■ **Work to complete**
Take every line from the listing below that contains "both".
***** Data in this exercise *****
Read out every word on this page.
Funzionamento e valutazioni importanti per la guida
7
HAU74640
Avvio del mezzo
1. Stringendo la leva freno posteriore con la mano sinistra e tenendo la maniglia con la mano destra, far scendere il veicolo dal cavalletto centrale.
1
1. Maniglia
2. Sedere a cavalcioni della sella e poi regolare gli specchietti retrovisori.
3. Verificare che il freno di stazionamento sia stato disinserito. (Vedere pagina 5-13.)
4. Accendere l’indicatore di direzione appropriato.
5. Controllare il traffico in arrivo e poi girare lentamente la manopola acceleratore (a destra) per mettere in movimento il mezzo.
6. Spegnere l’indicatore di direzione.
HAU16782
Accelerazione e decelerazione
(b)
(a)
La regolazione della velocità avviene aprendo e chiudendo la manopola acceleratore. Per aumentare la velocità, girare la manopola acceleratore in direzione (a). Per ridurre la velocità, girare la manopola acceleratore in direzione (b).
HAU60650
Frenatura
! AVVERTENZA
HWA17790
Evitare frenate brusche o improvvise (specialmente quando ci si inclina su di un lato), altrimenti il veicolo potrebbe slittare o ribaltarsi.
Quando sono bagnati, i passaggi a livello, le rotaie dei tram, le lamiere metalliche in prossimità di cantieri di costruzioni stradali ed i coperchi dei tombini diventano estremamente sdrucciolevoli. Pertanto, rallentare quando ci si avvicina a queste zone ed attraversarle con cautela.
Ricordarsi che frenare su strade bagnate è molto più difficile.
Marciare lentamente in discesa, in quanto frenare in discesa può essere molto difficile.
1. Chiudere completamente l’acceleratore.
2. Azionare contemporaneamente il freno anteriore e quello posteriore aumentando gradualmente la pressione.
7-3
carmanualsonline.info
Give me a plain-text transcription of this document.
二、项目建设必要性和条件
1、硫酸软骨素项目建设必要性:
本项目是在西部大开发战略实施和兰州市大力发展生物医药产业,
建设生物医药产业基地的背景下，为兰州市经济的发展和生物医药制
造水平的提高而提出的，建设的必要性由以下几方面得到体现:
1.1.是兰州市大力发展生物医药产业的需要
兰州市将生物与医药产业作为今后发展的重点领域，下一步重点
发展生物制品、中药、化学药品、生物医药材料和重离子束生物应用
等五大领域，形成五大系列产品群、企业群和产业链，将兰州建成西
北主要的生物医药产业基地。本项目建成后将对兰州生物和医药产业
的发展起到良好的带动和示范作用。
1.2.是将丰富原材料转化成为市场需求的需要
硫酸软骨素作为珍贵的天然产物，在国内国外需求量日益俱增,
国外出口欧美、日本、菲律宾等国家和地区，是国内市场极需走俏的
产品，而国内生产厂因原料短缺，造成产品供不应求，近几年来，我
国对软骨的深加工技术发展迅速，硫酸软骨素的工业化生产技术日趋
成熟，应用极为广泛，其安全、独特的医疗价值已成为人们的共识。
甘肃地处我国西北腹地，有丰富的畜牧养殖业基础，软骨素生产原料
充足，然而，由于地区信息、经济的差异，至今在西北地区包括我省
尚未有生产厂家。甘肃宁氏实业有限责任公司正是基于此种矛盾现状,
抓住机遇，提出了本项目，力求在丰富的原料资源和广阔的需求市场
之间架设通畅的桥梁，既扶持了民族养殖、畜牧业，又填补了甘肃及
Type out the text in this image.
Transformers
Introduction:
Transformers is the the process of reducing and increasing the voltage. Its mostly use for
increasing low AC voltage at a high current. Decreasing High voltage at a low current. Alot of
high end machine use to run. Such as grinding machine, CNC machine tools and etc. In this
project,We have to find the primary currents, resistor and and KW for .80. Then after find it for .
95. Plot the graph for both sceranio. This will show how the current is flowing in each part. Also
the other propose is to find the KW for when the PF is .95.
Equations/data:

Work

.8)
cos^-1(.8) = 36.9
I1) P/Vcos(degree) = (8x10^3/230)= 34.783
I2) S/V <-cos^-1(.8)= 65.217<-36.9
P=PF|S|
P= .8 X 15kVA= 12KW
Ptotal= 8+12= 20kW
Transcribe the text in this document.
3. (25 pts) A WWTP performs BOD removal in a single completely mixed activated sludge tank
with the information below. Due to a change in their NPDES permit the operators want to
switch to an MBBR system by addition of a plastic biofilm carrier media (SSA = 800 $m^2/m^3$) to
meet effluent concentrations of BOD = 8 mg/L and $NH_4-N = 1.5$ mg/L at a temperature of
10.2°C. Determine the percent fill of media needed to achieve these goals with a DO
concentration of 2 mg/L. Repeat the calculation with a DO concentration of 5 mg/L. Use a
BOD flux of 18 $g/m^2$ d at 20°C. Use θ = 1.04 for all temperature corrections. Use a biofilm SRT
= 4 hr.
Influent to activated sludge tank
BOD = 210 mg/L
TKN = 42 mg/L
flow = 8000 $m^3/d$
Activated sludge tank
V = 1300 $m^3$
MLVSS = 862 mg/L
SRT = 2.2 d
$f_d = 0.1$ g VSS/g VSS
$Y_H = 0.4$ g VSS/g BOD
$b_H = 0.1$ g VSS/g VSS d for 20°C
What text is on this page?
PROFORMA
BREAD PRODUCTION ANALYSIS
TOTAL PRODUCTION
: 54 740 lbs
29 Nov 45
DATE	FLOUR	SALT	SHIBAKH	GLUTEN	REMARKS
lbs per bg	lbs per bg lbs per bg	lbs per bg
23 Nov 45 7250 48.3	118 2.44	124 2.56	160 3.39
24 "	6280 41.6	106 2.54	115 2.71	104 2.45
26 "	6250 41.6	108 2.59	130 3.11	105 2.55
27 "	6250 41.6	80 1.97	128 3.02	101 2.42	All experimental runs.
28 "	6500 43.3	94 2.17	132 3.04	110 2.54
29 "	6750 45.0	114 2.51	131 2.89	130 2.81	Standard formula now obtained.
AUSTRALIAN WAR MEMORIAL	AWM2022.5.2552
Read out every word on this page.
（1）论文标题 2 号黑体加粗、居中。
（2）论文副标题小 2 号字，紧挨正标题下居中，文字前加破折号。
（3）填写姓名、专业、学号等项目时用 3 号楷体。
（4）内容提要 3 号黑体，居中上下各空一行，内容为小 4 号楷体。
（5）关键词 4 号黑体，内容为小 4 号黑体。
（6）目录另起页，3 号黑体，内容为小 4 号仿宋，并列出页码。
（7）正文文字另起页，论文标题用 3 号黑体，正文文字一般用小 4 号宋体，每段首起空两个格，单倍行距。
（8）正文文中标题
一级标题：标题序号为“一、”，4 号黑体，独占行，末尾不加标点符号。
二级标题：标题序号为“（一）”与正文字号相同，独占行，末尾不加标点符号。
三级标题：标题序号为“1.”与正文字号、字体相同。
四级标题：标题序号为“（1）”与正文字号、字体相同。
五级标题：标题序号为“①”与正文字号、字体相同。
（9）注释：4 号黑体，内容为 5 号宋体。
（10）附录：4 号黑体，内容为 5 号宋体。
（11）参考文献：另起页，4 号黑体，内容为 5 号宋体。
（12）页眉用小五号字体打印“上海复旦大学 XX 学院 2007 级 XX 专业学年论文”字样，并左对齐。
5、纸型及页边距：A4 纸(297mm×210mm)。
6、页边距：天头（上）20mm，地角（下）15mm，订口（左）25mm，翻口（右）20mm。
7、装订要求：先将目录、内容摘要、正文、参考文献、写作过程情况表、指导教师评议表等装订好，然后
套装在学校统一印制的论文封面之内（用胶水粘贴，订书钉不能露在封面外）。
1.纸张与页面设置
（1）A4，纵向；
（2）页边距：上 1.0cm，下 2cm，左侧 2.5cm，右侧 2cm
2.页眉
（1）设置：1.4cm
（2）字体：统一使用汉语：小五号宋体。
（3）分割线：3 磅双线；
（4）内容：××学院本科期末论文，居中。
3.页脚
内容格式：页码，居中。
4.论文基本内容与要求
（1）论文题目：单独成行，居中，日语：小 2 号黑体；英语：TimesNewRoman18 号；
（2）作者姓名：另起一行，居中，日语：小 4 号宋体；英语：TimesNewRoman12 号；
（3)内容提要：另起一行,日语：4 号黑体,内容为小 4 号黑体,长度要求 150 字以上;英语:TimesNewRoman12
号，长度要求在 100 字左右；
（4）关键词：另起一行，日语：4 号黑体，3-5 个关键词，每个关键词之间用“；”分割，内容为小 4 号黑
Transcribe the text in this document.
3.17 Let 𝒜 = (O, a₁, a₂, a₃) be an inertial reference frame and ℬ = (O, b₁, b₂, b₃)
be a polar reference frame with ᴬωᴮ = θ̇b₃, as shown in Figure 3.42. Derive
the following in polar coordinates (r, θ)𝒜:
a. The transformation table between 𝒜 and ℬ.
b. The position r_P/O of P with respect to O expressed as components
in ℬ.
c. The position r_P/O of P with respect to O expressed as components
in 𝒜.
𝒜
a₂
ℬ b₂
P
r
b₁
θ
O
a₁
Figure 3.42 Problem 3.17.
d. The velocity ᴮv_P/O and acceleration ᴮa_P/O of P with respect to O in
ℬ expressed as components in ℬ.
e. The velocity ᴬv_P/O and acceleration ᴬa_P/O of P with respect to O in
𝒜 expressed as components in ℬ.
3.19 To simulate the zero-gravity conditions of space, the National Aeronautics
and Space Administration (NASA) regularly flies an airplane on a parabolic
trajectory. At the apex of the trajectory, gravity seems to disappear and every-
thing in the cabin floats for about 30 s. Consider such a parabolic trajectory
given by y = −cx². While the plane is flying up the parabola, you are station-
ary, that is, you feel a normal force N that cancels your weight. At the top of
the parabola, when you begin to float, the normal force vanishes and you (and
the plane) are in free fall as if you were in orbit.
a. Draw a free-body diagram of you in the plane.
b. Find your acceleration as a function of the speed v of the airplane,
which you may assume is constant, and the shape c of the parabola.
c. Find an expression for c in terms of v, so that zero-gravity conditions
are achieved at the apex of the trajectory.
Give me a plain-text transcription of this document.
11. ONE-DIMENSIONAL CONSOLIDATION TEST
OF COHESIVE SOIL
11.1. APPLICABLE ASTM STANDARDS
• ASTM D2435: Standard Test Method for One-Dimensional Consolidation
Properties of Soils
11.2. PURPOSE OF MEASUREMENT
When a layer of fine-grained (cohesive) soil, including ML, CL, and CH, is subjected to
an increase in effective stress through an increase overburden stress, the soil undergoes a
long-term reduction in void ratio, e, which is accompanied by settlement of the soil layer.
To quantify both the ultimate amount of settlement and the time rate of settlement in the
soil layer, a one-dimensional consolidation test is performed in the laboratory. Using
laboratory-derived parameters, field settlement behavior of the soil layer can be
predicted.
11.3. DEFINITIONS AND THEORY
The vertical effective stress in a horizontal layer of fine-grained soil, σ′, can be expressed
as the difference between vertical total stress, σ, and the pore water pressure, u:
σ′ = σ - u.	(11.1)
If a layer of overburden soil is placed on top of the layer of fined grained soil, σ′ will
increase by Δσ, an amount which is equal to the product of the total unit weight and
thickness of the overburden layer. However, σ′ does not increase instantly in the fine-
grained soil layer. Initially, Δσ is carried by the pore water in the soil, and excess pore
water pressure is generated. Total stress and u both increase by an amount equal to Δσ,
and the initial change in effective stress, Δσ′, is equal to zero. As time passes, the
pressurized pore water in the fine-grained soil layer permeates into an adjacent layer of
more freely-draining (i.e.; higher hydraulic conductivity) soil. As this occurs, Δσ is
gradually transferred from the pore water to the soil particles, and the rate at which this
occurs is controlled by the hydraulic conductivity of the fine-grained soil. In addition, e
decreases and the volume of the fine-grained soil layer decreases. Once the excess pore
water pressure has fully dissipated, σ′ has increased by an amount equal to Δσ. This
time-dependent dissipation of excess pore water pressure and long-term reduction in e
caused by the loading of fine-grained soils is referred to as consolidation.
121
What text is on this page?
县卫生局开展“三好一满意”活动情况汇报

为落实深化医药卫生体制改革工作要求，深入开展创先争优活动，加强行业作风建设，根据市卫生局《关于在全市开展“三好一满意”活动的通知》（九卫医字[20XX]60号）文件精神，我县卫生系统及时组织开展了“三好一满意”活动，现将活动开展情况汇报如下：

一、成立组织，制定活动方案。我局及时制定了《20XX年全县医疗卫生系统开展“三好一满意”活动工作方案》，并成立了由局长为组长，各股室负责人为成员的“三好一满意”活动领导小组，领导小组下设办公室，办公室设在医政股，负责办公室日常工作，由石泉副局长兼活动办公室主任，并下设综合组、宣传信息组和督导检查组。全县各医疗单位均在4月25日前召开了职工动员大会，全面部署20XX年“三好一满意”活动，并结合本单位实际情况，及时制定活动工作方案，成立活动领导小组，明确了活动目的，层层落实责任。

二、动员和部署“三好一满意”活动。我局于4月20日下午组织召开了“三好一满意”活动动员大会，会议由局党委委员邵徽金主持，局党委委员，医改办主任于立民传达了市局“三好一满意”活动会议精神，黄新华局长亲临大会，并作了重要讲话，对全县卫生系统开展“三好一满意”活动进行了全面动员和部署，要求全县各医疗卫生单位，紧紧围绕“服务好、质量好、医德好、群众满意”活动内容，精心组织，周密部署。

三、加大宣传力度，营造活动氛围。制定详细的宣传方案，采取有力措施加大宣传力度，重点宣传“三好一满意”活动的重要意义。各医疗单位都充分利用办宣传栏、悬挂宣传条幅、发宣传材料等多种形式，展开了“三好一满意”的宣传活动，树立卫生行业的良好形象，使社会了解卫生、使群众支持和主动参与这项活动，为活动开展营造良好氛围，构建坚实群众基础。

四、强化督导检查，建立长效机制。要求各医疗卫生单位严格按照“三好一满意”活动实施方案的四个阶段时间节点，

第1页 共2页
*****
■ **Correct response**
95. Plot the graph for both sceranio. This will show how the current is flowing in each part. Also
To quantify both the ultimate amount of settlement and the time rate of settlement in the
water pressure is generated. Total stress and u both increase by an amount equal to Δσ,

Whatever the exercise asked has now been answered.